* [TASK TO COMPLETE]:
Of the lines in the entries below, state how many hold the word "überprüft". Say nothing else.

* [AVAILABLE RECORDS]:
** Begin **

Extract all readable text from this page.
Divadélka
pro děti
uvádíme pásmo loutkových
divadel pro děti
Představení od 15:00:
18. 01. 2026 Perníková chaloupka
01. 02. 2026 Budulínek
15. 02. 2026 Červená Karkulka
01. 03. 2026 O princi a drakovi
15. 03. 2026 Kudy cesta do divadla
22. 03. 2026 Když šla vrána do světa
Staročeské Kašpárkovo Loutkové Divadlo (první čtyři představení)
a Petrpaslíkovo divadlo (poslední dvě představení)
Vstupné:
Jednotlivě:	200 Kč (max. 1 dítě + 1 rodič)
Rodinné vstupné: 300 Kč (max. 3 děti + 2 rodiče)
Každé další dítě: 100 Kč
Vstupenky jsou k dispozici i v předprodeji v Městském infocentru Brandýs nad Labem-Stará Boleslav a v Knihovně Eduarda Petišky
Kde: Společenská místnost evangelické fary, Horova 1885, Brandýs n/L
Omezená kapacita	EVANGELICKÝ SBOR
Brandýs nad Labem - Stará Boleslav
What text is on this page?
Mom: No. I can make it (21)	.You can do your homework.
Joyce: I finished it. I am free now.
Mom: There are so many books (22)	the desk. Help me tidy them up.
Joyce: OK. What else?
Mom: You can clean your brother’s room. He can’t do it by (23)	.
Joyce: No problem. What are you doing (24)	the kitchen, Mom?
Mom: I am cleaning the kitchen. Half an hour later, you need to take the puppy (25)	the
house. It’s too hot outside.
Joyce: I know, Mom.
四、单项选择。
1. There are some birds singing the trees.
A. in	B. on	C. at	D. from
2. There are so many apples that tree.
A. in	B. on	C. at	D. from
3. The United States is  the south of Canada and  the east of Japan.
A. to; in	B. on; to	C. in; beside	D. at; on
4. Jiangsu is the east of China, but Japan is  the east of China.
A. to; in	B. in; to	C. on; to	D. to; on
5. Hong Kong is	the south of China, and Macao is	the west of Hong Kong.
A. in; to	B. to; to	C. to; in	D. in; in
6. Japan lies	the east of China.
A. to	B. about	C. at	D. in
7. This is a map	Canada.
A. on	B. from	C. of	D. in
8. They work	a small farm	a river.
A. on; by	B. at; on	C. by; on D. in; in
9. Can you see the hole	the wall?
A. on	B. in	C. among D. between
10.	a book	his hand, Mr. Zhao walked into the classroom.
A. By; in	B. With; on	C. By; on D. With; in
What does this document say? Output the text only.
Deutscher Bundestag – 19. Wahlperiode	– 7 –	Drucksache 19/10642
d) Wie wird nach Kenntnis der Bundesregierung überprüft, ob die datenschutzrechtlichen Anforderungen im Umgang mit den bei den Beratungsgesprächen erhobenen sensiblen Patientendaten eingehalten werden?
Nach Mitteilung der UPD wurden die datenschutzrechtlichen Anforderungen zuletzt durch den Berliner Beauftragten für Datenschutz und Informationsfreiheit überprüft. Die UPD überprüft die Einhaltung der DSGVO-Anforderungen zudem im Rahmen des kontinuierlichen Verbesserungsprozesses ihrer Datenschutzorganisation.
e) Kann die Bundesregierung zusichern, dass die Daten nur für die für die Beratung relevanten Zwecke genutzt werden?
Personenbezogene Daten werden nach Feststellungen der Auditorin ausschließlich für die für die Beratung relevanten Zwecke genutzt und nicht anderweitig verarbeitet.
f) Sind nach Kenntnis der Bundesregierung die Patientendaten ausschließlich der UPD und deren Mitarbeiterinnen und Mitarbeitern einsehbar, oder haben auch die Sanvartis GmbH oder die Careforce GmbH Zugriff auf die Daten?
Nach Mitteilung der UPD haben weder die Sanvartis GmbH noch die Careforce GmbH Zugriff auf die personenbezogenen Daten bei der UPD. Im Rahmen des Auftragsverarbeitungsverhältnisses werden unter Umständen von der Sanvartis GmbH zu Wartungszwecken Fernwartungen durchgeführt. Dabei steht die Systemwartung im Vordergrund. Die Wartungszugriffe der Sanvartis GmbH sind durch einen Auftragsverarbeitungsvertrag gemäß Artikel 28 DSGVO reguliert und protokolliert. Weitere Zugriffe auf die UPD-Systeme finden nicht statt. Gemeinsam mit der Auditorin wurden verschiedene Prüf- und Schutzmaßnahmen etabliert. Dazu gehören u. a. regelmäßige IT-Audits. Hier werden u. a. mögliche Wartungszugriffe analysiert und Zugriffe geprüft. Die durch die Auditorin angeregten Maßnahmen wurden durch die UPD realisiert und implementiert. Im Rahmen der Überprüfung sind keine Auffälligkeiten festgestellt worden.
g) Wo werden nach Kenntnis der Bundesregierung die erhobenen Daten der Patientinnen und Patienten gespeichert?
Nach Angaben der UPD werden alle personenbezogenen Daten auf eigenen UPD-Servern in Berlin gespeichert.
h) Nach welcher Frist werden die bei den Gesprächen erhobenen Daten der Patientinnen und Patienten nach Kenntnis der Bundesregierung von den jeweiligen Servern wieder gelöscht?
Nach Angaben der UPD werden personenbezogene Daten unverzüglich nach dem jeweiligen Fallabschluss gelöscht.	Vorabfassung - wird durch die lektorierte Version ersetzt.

** End **

* [COMPLETE RESPONSE]:
2